**Exercise objective:** Within the material below, find each line bearing the word "status" and present it.

**Records shown:**
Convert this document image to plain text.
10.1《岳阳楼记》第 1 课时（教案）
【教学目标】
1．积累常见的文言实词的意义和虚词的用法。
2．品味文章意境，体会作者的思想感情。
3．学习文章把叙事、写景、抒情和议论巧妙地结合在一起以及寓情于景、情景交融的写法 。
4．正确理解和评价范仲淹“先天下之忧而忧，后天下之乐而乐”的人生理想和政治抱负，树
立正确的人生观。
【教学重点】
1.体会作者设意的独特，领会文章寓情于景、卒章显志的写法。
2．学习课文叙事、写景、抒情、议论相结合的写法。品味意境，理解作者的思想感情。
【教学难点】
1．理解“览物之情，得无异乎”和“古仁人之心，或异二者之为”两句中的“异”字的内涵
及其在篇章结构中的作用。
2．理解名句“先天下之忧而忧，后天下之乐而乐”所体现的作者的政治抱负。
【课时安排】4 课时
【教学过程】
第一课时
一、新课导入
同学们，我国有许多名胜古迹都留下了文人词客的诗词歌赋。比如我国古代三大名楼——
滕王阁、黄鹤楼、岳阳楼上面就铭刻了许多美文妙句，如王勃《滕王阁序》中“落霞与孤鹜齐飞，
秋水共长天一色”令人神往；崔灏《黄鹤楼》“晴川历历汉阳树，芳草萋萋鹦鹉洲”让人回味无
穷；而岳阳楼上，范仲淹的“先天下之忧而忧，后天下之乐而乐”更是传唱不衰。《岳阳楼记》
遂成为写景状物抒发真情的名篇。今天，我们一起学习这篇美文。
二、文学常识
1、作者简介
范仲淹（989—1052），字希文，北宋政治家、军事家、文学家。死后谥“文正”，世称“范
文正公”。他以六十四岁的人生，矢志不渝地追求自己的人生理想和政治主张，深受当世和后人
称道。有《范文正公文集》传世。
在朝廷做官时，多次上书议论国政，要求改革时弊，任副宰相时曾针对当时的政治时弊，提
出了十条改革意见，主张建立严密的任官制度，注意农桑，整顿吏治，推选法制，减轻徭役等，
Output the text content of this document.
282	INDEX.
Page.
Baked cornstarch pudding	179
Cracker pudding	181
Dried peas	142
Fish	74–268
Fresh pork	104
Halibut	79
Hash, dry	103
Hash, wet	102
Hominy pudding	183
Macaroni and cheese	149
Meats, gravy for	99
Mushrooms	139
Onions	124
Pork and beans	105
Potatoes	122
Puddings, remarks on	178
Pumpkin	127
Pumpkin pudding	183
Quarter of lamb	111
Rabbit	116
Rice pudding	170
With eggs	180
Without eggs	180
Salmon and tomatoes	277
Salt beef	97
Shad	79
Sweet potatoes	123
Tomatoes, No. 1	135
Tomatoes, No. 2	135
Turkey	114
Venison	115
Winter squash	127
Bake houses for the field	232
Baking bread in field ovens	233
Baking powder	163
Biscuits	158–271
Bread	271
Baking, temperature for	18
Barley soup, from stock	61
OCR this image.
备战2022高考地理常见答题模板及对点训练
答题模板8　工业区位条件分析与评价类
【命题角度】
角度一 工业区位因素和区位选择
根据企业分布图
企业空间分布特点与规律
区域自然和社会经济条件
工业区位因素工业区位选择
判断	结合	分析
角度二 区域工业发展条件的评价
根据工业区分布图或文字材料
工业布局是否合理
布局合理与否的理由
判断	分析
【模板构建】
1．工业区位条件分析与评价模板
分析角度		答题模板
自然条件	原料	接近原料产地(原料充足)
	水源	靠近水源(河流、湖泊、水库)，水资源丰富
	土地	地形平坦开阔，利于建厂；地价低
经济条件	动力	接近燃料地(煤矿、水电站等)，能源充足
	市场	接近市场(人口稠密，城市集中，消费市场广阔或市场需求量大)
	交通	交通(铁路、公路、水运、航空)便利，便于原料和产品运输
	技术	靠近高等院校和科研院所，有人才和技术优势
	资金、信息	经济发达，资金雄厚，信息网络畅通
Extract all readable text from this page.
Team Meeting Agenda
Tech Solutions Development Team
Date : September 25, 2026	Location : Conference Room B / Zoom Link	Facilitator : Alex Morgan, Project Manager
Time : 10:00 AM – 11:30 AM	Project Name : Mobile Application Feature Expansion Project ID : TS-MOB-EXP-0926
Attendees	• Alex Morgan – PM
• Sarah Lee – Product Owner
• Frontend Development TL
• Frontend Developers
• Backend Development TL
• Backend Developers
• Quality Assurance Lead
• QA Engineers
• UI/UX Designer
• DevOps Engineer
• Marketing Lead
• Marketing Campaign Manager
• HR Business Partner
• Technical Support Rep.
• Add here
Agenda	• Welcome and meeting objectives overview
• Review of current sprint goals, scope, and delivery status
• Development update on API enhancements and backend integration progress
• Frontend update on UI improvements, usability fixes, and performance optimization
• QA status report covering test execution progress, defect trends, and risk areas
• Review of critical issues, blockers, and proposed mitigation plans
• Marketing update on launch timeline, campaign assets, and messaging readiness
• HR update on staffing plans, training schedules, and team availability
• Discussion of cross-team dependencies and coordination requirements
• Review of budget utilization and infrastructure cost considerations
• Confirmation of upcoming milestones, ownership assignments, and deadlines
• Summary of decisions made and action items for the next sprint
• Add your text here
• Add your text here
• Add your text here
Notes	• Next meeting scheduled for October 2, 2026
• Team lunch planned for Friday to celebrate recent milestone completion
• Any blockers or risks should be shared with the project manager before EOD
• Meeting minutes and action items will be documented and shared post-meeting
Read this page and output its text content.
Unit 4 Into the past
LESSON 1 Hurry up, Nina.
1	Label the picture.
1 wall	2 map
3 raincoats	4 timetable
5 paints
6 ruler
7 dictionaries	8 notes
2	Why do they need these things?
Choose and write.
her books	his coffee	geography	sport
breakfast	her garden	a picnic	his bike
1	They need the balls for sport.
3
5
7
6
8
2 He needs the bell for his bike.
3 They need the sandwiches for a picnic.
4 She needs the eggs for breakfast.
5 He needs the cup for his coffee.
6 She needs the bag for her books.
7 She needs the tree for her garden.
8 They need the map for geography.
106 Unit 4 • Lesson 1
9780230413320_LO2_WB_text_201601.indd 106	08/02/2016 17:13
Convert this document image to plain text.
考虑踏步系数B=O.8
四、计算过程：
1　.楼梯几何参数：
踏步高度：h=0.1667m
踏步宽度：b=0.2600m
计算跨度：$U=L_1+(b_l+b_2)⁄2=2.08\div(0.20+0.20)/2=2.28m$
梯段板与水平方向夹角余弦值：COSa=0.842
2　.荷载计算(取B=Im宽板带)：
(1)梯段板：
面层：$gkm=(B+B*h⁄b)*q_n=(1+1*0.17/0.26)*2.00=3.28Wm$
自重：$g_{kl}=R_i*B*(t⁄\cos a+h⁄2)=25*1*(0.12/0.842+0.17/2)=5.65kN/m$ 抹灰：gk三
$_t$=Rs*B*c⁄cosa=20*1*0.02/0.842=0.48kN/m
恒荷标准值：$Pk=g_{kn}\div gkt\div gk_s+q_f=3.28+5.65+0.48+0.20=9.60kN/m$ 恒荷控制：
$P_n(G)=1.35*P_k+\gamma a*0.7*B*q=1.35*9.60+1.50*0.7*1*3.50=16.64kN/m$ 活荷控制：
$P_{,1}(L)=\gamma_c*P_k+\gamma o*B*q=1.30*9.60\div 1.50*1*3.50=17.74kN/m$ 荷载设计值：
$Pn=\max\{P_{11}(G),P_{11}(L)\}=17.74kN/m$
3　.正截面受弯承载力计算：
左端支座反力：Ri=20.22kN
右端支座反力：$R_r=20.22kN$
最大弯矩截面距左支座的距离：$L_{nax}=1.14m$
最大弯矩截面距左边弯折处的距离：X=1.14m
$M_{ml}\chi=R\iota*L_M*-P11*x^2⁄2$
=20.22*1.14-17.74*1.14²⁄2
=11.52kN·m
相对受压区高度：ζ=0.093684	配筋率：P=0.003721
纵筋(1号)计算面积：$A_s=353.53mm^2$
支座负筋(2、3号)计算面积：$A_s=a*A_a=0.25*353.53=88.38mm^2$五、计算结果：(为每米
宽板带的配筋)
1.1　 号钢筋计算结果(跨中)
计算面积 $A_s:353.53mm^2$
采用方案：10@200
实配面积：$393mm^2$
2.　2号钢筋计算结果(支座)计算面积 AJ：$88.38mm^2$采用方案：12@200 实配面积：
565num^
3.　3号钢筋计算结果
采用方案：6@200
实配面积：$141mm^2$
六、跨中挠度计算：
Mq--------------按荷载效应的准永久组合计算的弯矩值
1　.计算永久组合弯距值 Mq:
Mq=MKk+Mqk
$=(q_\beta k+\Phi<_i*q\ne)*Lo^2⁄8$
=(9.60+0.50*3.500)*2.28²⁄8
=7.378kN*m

**Output of the task:**
• Review of current sprint goals, scope, and delivery status
• QA status report covering test execution progress, defect trends, and risk areas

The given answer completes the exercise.